__Task details__.
Your task is to transcribe all of the records exactly and leave out the pictures.

__Data records__.
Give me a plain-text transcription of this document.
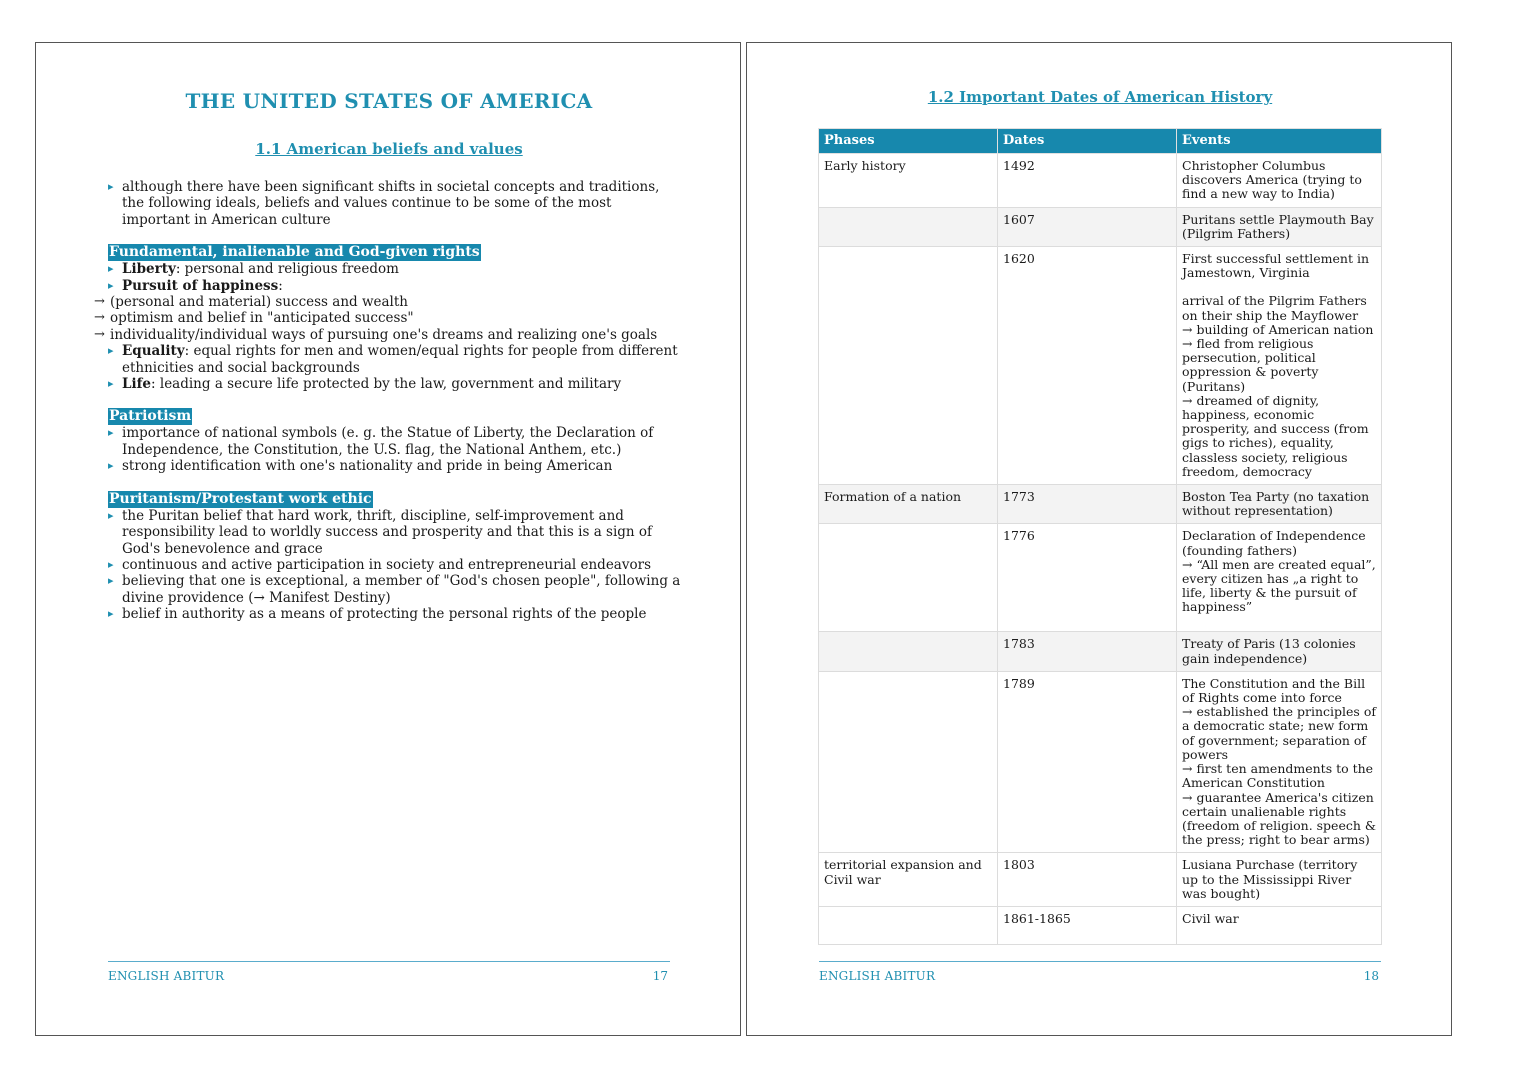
THE UNITED STATES OF AMERICA
1.1 American beliefs and values
▸ although there have been significant shifts in societal concepts and traditions, the following ideals, beliefs and values continue to be some of the most important in American culture
Fundamental, inalienable and God-given rights
▸ Liberty: personal and religious freedom
▸ Pursuit of happiness:
→ (personal and material) success and wealth
→ optimism and belief in "anticipated success"
→ individuality/individual ways of pursuing one's dreams and realizing one's goals
▸ Equality: equal rights for men and women/equal rights for people from different ethnicities and social backgrounds
▸ Life: leading a secure life protected by the law, government and military
Patriotism
▸ importance of national symbols (e. g. the Statue of Liberty, the Declaration of Independence, the Constitution, the U.S. flag, the National Anthem, etc.)
▸ strong identification with one's nationality and pride in being American
Puritanism/Protestant work ethic
▸ the Puritan belief that hard work, thrift, discipline, self-improvement and responsibility lead to worldly success and prosperity and that this is a sign of God's benevolence and grace
▸ continuous and active participation in society and entrepreneurial endeavors
▸ believing that one is exceptional, a member of "God's chosen people", following a divine providence (→ Manifest Destiny)
▸ belief in authority as a means of protecting the personal rights of the people
ENGLISH ABITUR	17
1.2 Important Dates of American History
Phases	Dates	Events
Early history	1492	Christopher Columbus discovers America (trying to find a new way to India)
	1607	Puritans settle Playmouth Bay (Pilgrim Fathers)
	1620	First successful settlement in Jamestown, Virginia
arrival of the Pilgrim Fathers on their ship the Mayflower
→ building of American nation
→ fled from religious persecution, political oppression & poverty (Puritans)
→ dreamed of dignity, happiness, economic prosperity, and success (from gigs to riches), equality, classless society, religious freedom, democracy
Formation of a nation	1773	Boston Tea Party (no taxation without representation)
	1776	Declaration of Independence (founding fathers)
→ “All men are created equal”, every citizen has „a right to life, liberty & the pursuit of happiness”
	1783	Treaty of Paris (13 colonies gain independence)
	1789	The Constitution and the Bill of Rights come into force
→ established the principles of a democratic state; new form of government; separation of powers
→ first ten amendments to the American Constitution
→ guarantee America's citizen certain unalienable rights (freedom of religion. speech & the press; right to bear arms)
territorial expansion and Civil war	1803	Lusiana Purchase (territory up to the Mississippi River was bought)
	1861-1865	Civil war
ENGLISH ABITUR	18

__Solution for this problem__.
Give me a plain-text transcription of this document.
THE UNITED STATES OF AMERICA
1.1 American beliefs and values
▸ although there have been significant shifts in societal concepts and traditions, the following ideals, beliefs and values continue to be some of the most important in American culture
Fundamental, inalienable and God-given rights
▸ Liberty: personal and religious freedom
▸ Pursuit of happiness:
→ (personal and material) success and wealth
→ optimism and belief in "anticipated success"
→ individuality/individual ways of pursuing one's dreams and realizing one's goals
▸ Equality: equal rights for men and women/equal rights for people from different ethnicities and social backgrounds
▸ Life: leading a secure life protected by the law, government and military
Patriotism
▸ importance of national symbols (e. g. the Statue of Liberty, the Declaration of Independence, the Constitution, the U.S. flag, the National Anthem, etc.)
▸ strong identification with one's nationality and pride in being American
Puritanism/Protestant work ethic
▸ the Puritan belief that hard work, thrift, discipline, self-improvement and responsibility lead to worldly success and prosperity and that this is a sign of God's benevolence and grace
▸ continuous and active participation in society and entrepreneurial endeavors
▸ believing that one is exceptional, a member of "God's chosen people", following a divine providence (→ Manifest Destiny)
▸ belief in authority as a means of protecting the personal rights of the people
ENGLISH ABITUR	17
1.2 Important Dates of American History
Phases	Dates	Events
Early history	1492	Christopher Columbus discovers America (trying to find a new way to India)
	1607	Puritans settle Playmouth Bay (Pilgrim Fathers)
	1620	First successful settlement in Jamestown, Virginia
arrival of the Pilgrim Fathers on their ship the Mayflower
→ building of American nation
→ fled from religious persecution, political oppression & poverty (Puritans)
→ dreamed of dignity, happiness, economic prosperity, and success (from gigs to riches), equality, classless society, religious freedom, democracy
Formation of a nation	1773	Boston Tea Party (no taxation without representation)
	1776	Declaration of Independence (founding fathers)
→ “All men are created equal”, every citizen has „a right to life, liberty & the pursuit of happiness”
	1783	Treaty of Paris (13 colonies gain independence)
	1789	The Constitution and the Bill of Rights come into force
→ established the principles of a democratic state; new form of government; separation of powers
→ first ten amendments to the American Constitution
→ guarantee America's citizen certain unalienable rights (freedom of religion. speech & the press; right to bear arms)
territorial expansion and Civil war	1803	Lusiana Purchase (territory up to the Mississippi River was bought)
	1861-1865	Civil war
ENGLISH ABITUR	18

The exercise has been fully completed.